## Instructions to follow
Can you retype all of the records below word for word, leaving the pictures out of your answer?
** START OF Stored records **
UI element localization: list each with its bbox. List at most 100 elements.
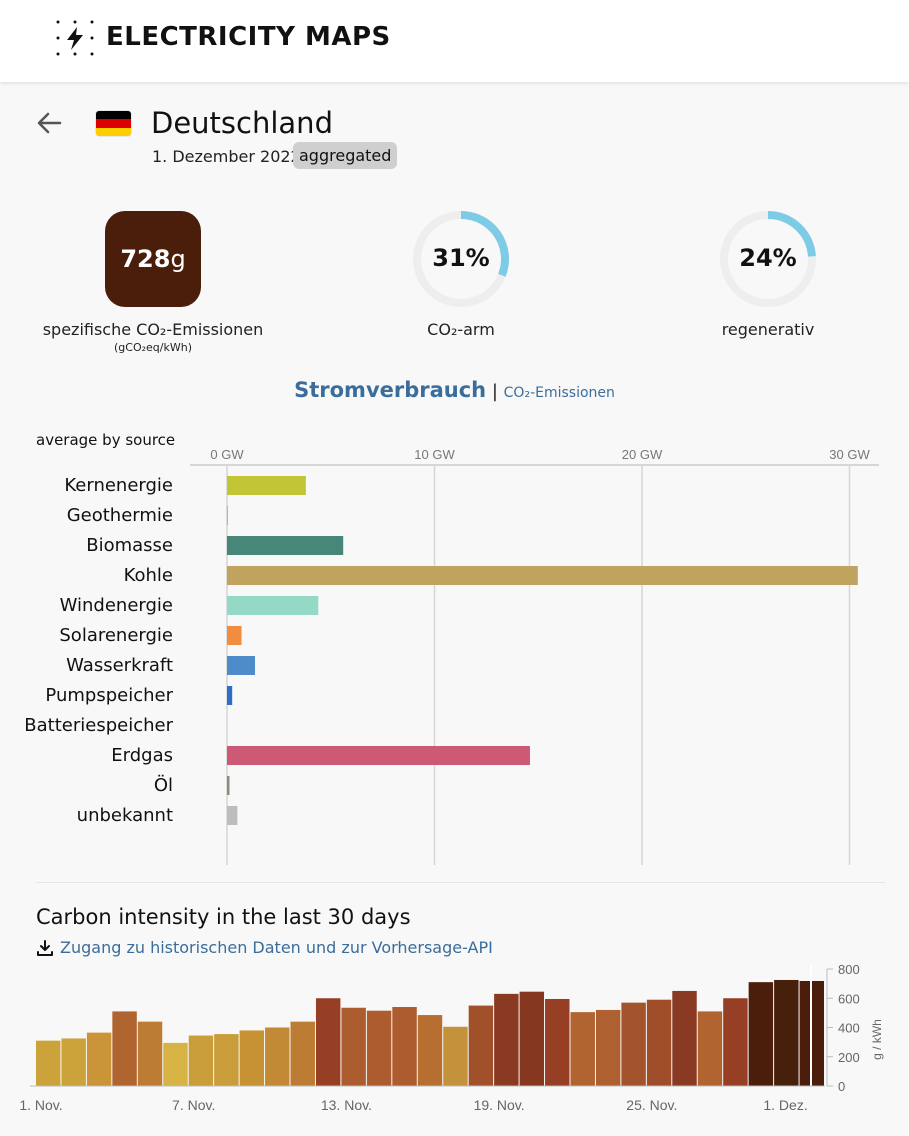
source-bar[interactable] <box>227 476 306 495</box>
source-label: Solarenergie <box>59 625 173 646</box>
y-tick-label: 800 <box>838 962 860 977</box>
history-bar[interactable] <box>417 1015 443 1086</box>
source-label: Batteriespeicher <box>24 715 173 736</box>
country-flag <box>96 111 131 136</box>
history-bar[interactable] <box>137 1021 163 1086</box>
source-bar[interactable] <box>227 596 319 615</box>
low-carbon-gauge-fill <box>413 211 509 307</box>
history-bar[interactable] <box>188 1035 214 1086</box>
source-bar[interactable] <box>227 506 228 525</box>
renewable-gauge <box>720 211 816 307</box>
history-bar[interactable] <box>672 990 697 1086</box>
y-axis-label: g / kWh <box>870 1019 884 1060</box>
top-bar: ELECTRICITY MAPS <box>0 0 909 82</box>
mode-tabs: Stromverbrauch | CO₂-Emissionen <box>0 378 909 402</box>
history-bar[interactable] <box>468 1005 494 1086</box>
source-label: unbekannt <box>77 805 173 826</box>
tab-emissions[interactable]: CO₂-Emissionen <box>503 385 615 401</box>
y-tick-label: 400 <box>838 1021 860 1036</box>
source-label: Wasserkraft <box>66 655 173 676</box>
history-bar[interactable] <box>239 1030 265 1086</box>
history-bar[interactable] <box>545 998 570 1086</box>
history-bar[interactable] <box>290 1021 315 1086</box>
renewable-label: regenerativ <box>721 320 815 339</box>
history-bar[interactable] <box>697 1011 723 1086</box>
x-tick-label: 19. Nov. <box>474 1097 525 1113</box>
carbon-intensity-value: 728 <box>120 245 171 273</box>
production-breakdown-chart: 0 GW 10 GW 20 GW 30 GW Kernenergie Geothermie… <box>24 447 879 865</box>
source-bar[interactable] <box>227 536 344 555</box>
history-bar[interactable] <box>443 1026 468 1086</box>
bolt-dots-icon[interactable] <box>55 20 95 56</box>
aggregated-badge: aggregated <box>293 142 398 169</box>
axis-tick-label: 0 GW <box>210 447 244 462</box>
history-bar[interactable] <box>595 1009 621 1086</box>
renewable-value: 24% <box>739 244 797 272</box>
source-label: Öl <box>154 774 173 796</box>
x-tick-label: 7. Nov. <box>172 1097 215 1113</box>
history-bar[interactable] <box>214 1034 239 1086</box>
source-bar[interactable] <box>227 626 242 645</box>
source-bar[interactable] <box>227 746 530 765</box>
history-bar[interactable] <box>366 1010 392 1086</box>
history-bar[interactable] <box>646 999 672 1086</box>
history-bar[interactable] <box>163 1042 188 1086</box>
y-tick-label: 200 <box>838 1050 860 1065</box>
source-bar[interactable] <box>227 806 238 825</box>
history-bar[interactable] <box>494 993 519 1086</box>
axis-tick-label: 30 GW <box>829 447 870 462</box>
source-label: Biomasse <box>86 535 173 556</box>
source-bar[interactable] <box>227 566 858 585</box>
low-carbon-gauge <box>413 211 509 307</box>
source-label: Erdgas <box>111 745 173 766</box>
history-bar[interactable] <box>748 982 774 1086</box>
tab-separator: | <box>486 381 504 402</box>
low-carbon-value: 31% <box>432 244 490 272</box>
history-bar[interactable] <box>112 1011 137 1086</box>
tab-consumption[interactable]: Stromverbrauch <box>294 378 487 402</box>
section-divider <box>36 882 885 883</box>
zone-name: Deutschland <box>151 106 333 140</box>
renewable-gauge-fill <box>720 211 816 307</box>
axis-tick-label: 10 GW <box>414 447 455 462</box>
history-bar[interactable] <box>86 1032 112 1086</box>
history-bar[interactable] <box>61 1038 86 1086</box>
history-bar[interactable] <box>621 1002 646 1086</box>
carbon-intensity-unit: g <box>170 245 186 273</box>
brand-name[interactable]: ELECTRICITY MAPS <box>106 22 391 52</box>
download-icon <box>37 939 53 956</box>
axis-tick-label: 20 GW <box>622 447 663 462</box>
x-tick-label: 13. Nov. <box>321 1097 372 1113</box>
source-bar[interactable] <box>227 776 230 795</box>
carbon-intensity-history-chart[interactable]: 0 200 400 600 800 g / kWh 1. Nov. 7. Nov. 13. No… <box>0 955 909 1130</box>
history-bar[interactable] <box>723 998 748 1086</box>
source-label: Kernenergie <box>64 475 173 496</box>
history-title: Carbon intensity in the last 30 days <box>36 905 411 929</box>
x-tick-label: 1. Dez. <box>763 1097 807 1113</box>
source-label: Geothermie <box>67 505 173 526</box>
historical-data-link-label[interactable]: Zugang zu historischen Daten und zur Vor… <box>60 938 493 957</box>
y-tick-label: 600 <box>838 991 860 1006</box>
y-tick-label: 0 <box>838 1079 845 1094</box>
low-carbon-label: CO₂-arm <box>427 320 495 339</box>
history-bar[interactable] <box>392 1007 417 1086</box>
x-tick-label: 1. Nov. <box>19 1097 62 1113</box>
historical-data-link[interactable]: Zugang zu historischen Daten und zur Vor… <box>36 938 493 957</box>
carbon-intensity-label: spezifische CO₂-Emissionen <box>42 320 264 339</box>
carbon-intensity-unit-label: (gCO₂eq/kWh) <box>114 341 192 354</box>
history-bar[interactable] <box>265 1027 290 1087</box>
source-label: Pumpspeicher <box>45 685 173 706</box>
history-bar[interactable] <box>315 998 341 1086</box>
source-label: Kohle <box>124 565 173 586</box>
back-arrow-icon[interactable] <box>34 108 64 138</box>
source-bar[interactable] <box>227 656 256 675</box>
history-bar[interactable] <box>36 1040 61 1086</box>
carbon-intensity-box: 728 g <box>105 211 201 307</box>
history-bar[interactable] <box>519 991 545 1086</box>
history-bar[interactable] <box>570 1012 595 1086</box>
source-label: Windenergie <box>60 595 173 616</box>
source-bar[interactable] <box>227 686 233 705</box>
history-bar[interactable] <box>341 1007 366 1086</box>
history-bar[interactable] <box>774 979 799 1086</box>
average-by-source-label: average by source <box>36 431 176 449</box>
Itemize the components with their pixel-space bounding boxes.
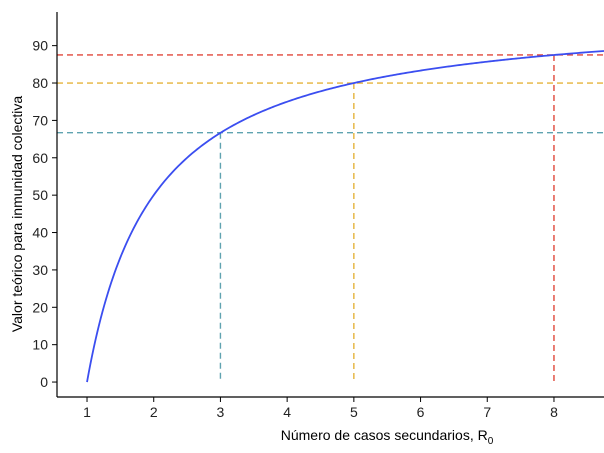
** END OF Stored records **
## Solution for this problem
UI element localization: list each with its bbox. List at most 100 elements.
source-bar[interactable] <box>227 476 306 495</box>
source-label: Solarenergie <box>59 625 173 646</box>
y-tick-label: 800 <box>838 962 860 977</box>
history-bar[interactable] <box>417 1015 443 1086</box>
source-label: Batteriespeicher <box>24 715 173 736</box>
country-flag <box>96 111 131 136</box>
history-bar[interactable] <box>137 1021 163 1086</box>
source-bar[interactable] <box>227 596 319 615</box>
low-carbon-gauge-fill <box>413 211 509 307</box>
history-bar[interactable] <box>188 1035 214 1086</box>
source-bar[interactable] <box>227 506 228 525</box>
renewable-gauge <box>720 211 816 307</box>
history-bar[interactable] <box>672 990 697 1086</box>
y-axis-label: g / kWh <box>870 1019 884 1060</box>
top-bar: ELECTRICITY MAPS <box>0 0 909 82</box>
mode-tabs: Stromverbrauch | CO₂-Emissionen <box>0 378 909 402</box>
history-bar[interactable] <box>468 1005 494 1086</box>
source-label: unbekannt <box>77 805 173 826</box>
tab-emissions[interactable]: CO₂-Emissionen <box>503 385 615 401</box>
y-tick-label: 400 <box>838 1021 860 1036</box>
source-label: Wasserkraft <box>66 655 173 676</box>
history-bar[interactable] <box>239 1030 265 1086</box>
history-bar[interactable] <box>545 998 570 1086</box>
history-bar[interactable] <box>290 1021 315 1086</box>
renewable-label: regenerativ <box>721 320 815 339</box>
history-bar[interactable] <box>697 1011 723 1086</box>
x-tick-label: 19. Nov. <box>474 1097 525 1113</box>
carbon-intensity-value: 728 <box>120 245 171 273</box>
production-breakdown-chart: 0 GW 10 GW 20 GW 30 GW Kernenergie Geothermie… <box>24 447 879 865</box>
source-bar[interactable] <box>227 536 344 555</box>
history-bar[interactable] <box>443 1026 468 1086</box>
bolt-dots-icon[interactable] <box>55 20 95 56</box>
aggregated-badge: aggregated <box>293 142 398 169</box>
axis-tick-label: 0 GW <box>210 447 244 462</box>
history-bar[interactable] <box>595 1009 621 1086</box>
renewable-value: 24% <box>739 244 797 272</box>
source-label: Öl <box>154 774 173 796</box>
x-tick-label: 7. Nov. <box>172 1097 215 1113</box>
history-bar[interactable] <box>214 1034 239 1086</box>
source-bar[interactable] <box>227 626 242 645</box>
source-bar[interactable] <box>227 746 530 765</box>
history-bar[interactable] <box>366 1010 392 1086</box>
history-bar[interactable] <box>646 999 672 1086</box>
history-bar[interactable] <box>163 1042 188 1086</box>
y-tick-label: 200 <box>838 1050 860 1065</box>
source-bar[interactable] <box>227 806 238 825</box>
history-bar[interactable] <box>494 993 519 1086</box>
axis-tick-label: 30 GW <box>829 447 870 462</box>
source-label: Biomasse <box>86 535 173 556</box>
source-bar[interactable] <box>227 566 858 585</box>
low-carbon-gauge <box>413 211 509 307</box>
source-label: Erdgas <box>111 745 173 766</box>
history-bar[interactable] <box>748 982 774 1086</box>
tab-separator: | <box>486 381 504 402</box>
low-carbon-value: 31% <box>432 244 490 272</box>
history-bar[interactable] <box>112 1011 137 1086</box>
tab-consumption[interactable]: Stromverbrauch <box>294 378 487 402</box>
section-divider <box>36 882 885 883</box>
zone-name: Deutschland <box>151 106 333 140</box>
renewable-gauge-fill <box>720 211 816 307</box>
axis-tick-label: 10 GW <box>414 447 455 462</box>
history-bar[interactable] <box>86 1032 112 1086</box>
history-bar[interactable] <box>61 1038 86 1086</box>
history-bar[interactable] <box>621 1002 646 1086</box>
carbon-intensity-unit: g <box>170 245 186 273</box>
brand-name[interactable]: ELECTRICITY MAPS <box>106 22 391 52</box>
download-icon <box>37 939 53 956</box>
axis-tick-label: 20 GW <box>622 447 663 462</box>
x-tick-label: 13. Nov. <box>321 1097 372 1113</box>
source-bar[interactable] <box>227 776 230 795</box>
carbon-intensity-history-chart[interactable]: 0 200 400 600 800 g / kWh 1. Nov. 7. Nov. 13. No… <box>0 955 909 1130</box>
history-bar[interactable] <box>723 998 748 1086</box>
source-label: Kernenergie <box>64 475 173 496</box>
history-title: Carbon intensity in the last 30 days <box>36 905 411 929</box>
x-tick-label: 1. Dez. <box>763 1097 807 1113</box>
source-label: Geothermie <box>67 505 173 526</box>
historical-data-link-label[interactable]: Zugang zu historischen Daten und zur Vor… <box>60 938 493 957</box>
y-tick-label: 600 <box>838 991 860 1006</box>
y-tick-label: 0 <box>838 1079 845 1094</box>
low-carbon-label: CO₂-arm <box>427 320 495 339</box>
history-bar[interactable] <box>392 1007 417 1086</box>
x-tick-label: 1. Nov. <box>19 1097 62 1113</box>
historical-data-link[interactable]: Zugang zu historischen Daten und zur Vor… <box>36 938 493 957</box>
carbon-intensity-label: spezifische CO₂-Emissionen <box>42 320 264 339</box>
carbon-intensity-unit-label: (gCO₂eq/kWh) <box>114 341 192 354</box>
history-bar[interactable] <box>265 1027 290 1087</box>
source-label: Pumpspeicher <box>45 685 173 706</box>
history-bar[interactable] <box>315 998 341 1086</box>
source-label: Kohle <box>124 565 173 586</box>
back-arrow-icon[interactable] <box>34 108 64 138</box>
source-bar[interactable] <box>227 656 256 675</box>
history-bar[interactable] <box>36 1040 61 1086</box>
carbon-intensity-box: 728 g <box>105 211 201 307</box>
history-bar[interactable] <box>519 991 545 1086</box>
history-bar[interactable] <box>570 1012 595 1086</box>
source-label: Windenergie <box>60 595 173 616</box>
source-bar[interactable] <box>227 686 233 705</box>
history-bar[interactable] <box>341 1007 366 1086</box>
history-bar[interactable] <box>774 979 799 1086</box>
average-by-source-label: average by source <box>36 431 176 449</box>
Itemize the components with their pixel-space bounding boxes.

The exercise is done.